▸ **WORK TO COMPLETE**
Retype all of the entries word for word.
## Start
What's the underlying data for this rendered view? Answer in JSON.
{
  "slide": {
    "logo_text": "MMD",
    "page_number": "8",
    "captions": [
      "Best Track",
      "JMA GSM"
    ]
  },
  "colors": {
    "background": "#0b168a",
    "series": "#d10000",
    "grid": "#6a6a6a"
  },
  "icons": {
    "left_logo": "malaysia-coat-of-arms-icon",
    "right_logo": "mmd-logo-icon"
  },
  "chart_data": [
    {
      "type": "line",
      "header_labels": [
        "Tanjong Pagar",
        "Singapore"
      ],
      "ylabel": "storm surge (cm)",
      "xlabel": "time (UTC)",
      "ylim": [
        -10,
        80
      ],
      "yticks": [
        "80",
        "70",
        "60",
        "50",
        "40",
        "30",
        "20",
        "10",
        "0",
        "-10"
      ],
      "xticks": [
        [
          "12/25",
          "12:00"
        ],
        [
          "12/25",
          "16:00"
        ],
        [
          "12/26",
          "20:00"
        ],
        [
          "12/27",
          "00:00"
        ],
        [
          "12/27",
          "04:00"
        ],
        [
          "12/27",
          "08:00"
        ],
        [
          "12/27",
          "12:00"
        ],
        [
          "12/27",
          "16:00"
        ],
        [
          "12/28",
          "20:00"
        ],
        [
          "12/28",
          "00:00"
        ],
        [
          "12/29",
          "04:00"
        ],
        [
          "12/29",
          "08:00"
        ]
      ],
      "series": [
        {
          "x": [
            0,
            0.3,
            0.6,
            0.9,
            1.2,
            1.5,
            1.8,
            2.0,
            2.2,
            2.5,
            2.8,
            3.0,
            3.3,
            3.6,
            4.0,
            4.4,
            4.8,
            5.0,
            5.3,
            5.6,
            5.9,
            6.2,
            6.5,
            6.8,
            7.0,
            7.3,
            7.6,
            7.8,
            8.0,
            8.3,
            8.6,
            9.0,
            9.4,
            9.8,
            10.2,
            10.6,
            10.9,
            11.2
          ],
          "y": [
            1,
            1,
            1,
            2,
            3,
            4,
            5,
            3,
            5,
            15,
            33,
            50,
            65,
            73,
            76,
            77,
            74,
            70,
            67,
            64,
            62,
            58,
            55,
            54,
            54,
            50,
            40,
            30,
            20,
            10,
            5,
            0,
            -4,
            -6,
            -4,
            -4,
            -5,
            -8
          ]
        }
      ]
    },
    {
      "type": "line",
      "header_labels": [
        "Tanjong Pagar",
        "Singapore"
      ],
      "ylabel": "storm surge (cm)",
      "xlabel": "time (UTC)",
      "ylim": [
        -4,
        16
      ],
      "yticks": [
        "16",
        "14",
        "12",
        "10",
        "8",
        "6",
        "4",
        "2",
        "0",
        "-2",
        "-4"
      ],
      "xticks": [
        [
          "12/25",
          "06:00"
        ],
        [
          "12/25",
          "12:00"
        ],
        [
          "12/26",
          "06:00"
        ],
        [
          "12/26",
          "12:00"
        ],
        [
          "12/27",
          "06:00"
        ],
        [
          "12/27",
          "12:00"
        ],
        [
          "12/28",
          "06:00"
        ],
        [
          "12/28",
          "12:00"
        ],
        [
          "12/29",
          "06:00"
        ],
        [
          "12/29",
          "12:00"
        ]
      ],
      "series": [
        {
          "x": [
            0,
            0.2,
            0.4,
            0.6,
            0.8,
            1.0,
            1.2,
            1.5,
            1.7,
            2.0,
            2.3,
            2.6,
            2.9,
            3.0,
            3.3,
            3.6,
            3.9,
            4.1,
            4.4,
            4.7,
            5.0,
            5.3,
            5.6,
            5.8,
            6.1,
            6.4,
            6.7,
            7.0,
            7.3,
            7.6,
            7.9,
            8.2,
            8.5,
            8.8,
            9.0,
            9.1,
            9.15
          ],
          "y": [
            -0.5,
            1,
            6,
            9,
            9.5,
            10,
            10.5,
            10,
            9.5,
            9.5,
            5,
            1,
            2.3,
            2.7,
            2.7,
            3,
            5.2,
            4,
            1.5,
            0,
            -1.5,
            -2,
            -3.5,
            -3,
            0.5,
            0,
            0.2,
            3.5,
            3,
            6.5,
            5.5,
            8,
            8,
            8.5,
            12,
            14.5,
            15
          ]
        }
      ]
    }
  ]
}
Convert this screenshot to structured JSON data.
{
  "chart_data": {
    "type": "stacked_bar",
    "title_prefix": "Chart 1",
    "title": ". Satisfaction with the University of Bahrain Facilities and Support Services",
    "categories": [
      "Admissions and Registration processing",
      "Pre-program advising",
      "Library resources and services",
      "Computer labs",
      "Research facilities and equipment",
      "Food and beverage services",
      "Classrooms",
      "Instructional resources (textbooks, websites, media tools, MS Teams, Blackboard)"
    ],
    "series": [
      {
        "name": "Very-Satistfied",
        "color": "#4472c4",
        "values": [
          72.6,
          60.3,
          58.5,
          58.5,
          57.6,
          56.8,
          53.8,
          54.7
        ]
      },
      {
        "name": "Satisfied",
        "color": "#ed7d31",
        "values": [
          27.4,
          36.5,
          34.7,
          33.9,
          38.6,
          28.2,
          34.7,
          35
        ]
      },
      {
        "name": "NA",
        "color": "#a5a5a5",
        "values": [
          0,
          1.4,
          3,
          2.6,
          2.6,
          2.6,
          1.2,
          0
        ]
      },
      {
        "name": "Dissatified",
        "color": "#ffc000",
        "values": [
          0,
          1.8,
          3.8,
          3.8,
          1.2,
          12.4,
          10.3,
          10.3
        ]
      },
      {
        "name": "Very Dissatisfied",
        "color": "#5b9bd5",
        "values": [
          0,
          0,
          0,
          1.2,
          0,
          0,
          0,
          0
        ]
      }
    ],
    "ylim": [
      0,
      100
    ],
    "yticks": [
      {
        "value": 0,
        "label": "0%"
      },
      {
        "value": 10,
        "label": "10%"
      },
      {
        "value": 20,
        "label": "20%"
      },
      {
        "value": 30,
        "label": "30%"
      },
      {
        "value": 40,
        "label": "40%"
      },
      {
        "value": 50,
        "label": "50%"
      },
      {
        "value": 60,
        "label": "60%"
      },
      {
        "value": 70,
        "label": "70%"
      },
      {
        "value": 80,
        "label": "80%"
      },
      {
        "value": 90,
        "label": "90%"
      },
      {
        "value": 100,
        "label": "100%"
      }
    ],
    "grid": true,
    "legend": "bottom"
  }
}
## End
▸ **TASK ANSWER**
What's the underlying data for this rendered view? Answer in JSON.
{
  "slide": {
    "logo_text": "MMD",
    "page_number": "8",
    "captions": [
      "Best Track",
      "JMA GSM"
    ]
  },
  "colors": {
    "background": "#0b168a",
    "series": "#d10000",
    "grid": "#6a6a6a"
  },
  "icons": {
    "left_logo": "malaysia-coat-of-arms-icon",
    "right_logo": "mmd-logo-icon"
  },
  "chart_data": [
    {
      "type": "line",
      "header_labels": [
        "Tanjong Pagar",
        "Singapore"
      ],
      "ylabel": "storm surge (cm)",
      "xlabel": "time (UTC)",
      "ylim": [
        -10,
        80
      ],
      "yticks": [
        "80",
        "70",
        "60",
        "50",
        "40",
        "30",
        "20",
        "10",
        "0",
        "-10"
      ],
      "xticks": [
        [
          "12/25",
          "12:00"
        ],
        [
          "12/25",
          "16:00"
        ],
        [
          "12/26",
          "20:00"
        ],
        [
          "12/27",
          "00:00"
        ],
        [
          "12/27",
          "04:00"
        ],
        [
          "12/27",
          "08:00"
        ],
        [
          "12/27",
          "12:00"
        ],
        [
          "12/27",
          "16:00"
        ],
        [
          "12/28",
          "20:00"
        ],
        [
          "12/28",
          "00:00"
        ],
        [
          "12/29",
          "04:00"
        ],
        [
          "12/29",
          "08:00"
        ]
      ],
      "series": [
        {
          "x": [
            0,
            0.3,
            0.6,
            0.9,
            1.2,
            1.5,
            1.8,
            2.0,
            2.2,
            2.5,
            2.8,
            3.0,
            3.3,
            3.6,
            4.0,
            4.4,
            4.8,
            5.0,
            5.3,
            5.6,
            5.9,
            6.2,
            6.5,
            6.8,
            7.0,
            7.3,
            7.6,
            7.8,
            8.0,
            8.3,
            8.6,
            9.0,
            9.4,
            9.8,
            10.2,
            10.6,
            10.9,
            11.2
          ],
          "y": [
            1,
            1,
            1,
            2,
            3,
            4,
            5,
            3,
            5,
            15,
            33,
            50,
            65,
            73,
            76,
            77,
            74,
            70,
            67,
            64,
            62,
            58,
            55,
            54,
            54,
            50,
            40,
            30,
            20,
            10,
            5,
            0,
            -4,
            -6,
            -4,
            -4,
            -5,
            -8
          ]
        }
      ]
    },
    {
      "type": "line",
      "header_labels": [
        "Tanjong Pagar",
        "Singapore"
      ],
      "ylabel": "storm surge (cm)",
      "xlabel": "time (UTC)",
      "ylim": [
        -4,
        16
      ],
      "yticks": [
        "16",
        "14",
        "12",
        "10",
        "8",
        "6",
        "4",
        "2",
        "0",
        "-2",
        "-4"
      ],
      "xticks": [
        [
          "12/25",
          "06:00"
        ],
        [
          "12/25",
          "12:00"
        ],
        [
          "12/26",
          "06:00"
        ],
        [
          "12/26",
          "12:00"
        ],
        [
          "12/27",
          "06:00"
        ],
        [
          "12/27",
          "12:00"
        ],
        [
          "12/28",
          "06:00"
        ],
        [
          "12/28",
          "12:00"
        ],
        [
          "12/29",
          "06:00"
        ],
        [
          "12/29",
          "12:00"
        ]
      ],
      "series": [
        {
          "x": [
            0,
            0.2,
            0.4,
            0.6,
            0.8,
            1.0,
            1.2,
            1.5,
            1.7,
            2.0,
            2.3,
            2.6,
            2.9,
            3.0,
            3.3,
            3.6,
            3.9,
            4.1,
            4.4,
            4.7,
            5.0,
            5.3,
            5.6,
            5.8,
            6.1,
            6.4,
            6.7,
            7.0,
            7.3,
            7.6,
            7.9,
            8.2,
            8.5,
            8.8,
            9.0,
            9.1,
            9.15
          ],
          "y": [
            -0.5,
            1,
            6,
            9,
            9.5,
            10,
            10.5,
            10,
            9.5,
            9.5,
            5,
            1,
            2.3,
            2.7,
            2.7,
            3,
            5.2,
            4,
            1.5,
            0,
            -1.5,
            -2,
            -3.5,
            -3,
            0.5,
            0,
            0.2,
            3.5,
            3,
            6.5,
            5.5,
            8,
            8,
            8.5,
            12,
            14.5,
            15
          ]
        }
      ]
    }
  ]
}
Convert this screenshot to structured JSON data.
{
  "chart_data": {
    "type": "stacked_bar",
    "title_prefix": "Chart 1",
    "title": ". Satisfaction with the University of Bahrain Facilities and Support Services",
    "categories": [
      "Admissions and Registration processing",
      "Pre-program advising",
      "Library resources and services",
      "Computer labs",
      "Research facilities and equipment",
      "Food and beverage services",
      "Classrooms",
      "Instructional resources (textbooks, websites, media tools, MS Teams, Blackboard)"
    ],
    "series": [
      {
        "name": "Very-Satistfied",
        "color": "#4472c4",
        "values": [
          72.6,
          60.3,
          58.5,
          58.5,
          57.6,
          56.8,
          53.8,
          54.7
        ]
      },
      {
        "name": "Satisfied",
        "color": "#ed7d31",
        "values": [
          27.4,
          36.5,
          34.7,
          33.9,
          38.6,
          28.2,
          34.7,
          35
        ]
      },
      {
        "name": "NA",
        "color": "#a5a5a5",
        "values": [
          0,
          1.4,
          3,
          2.6,
          2.6,
          2.6,
          1.2,
          0
        ]
      },
      {
        "name": "Dissatified",
        "color": "#ffc000",
        "values": [
          0,
          1.8,
          3.8,
          3.8,
          1.2,
          12.4,
          10.3,
          10.3
        ]
      },
      {
        "name": "Very Dissatisfied",
        "color": "#5b9bd5",
        "values": [
          0,
          0,
          0,
          1.2,
          0,
          0,
          0,
          0
        ]
      }
    ],
    "ylim": [
      0,
      100
    ],
    "yticks": [
      {
        "value": 0,
        "label": "0%"
      },
      {
        "value": 10,
        "label": "10%"
      },
      {
        "value": 20,
        "label": "20%"
      },
      {
        "value": 30,
        "label": "30%"
      },
      {
        "value": 40,
        "label": "40%"
      },
      {
        "value": 50,
        "label": "50%"
      },
      {
        "value": 60,
        "label": "60%"
      },
      {
        "value": 70,
        "label": "70%"
      },
      {
        "value": 80,
        "label": "80%"
      },
      {
        "value": 90,
        "label": "90%"
      },
      {
        "value": 100,
        "label": "100%"
      }
    ],
    "grid": true,
    "legend": "bottom"
  }
}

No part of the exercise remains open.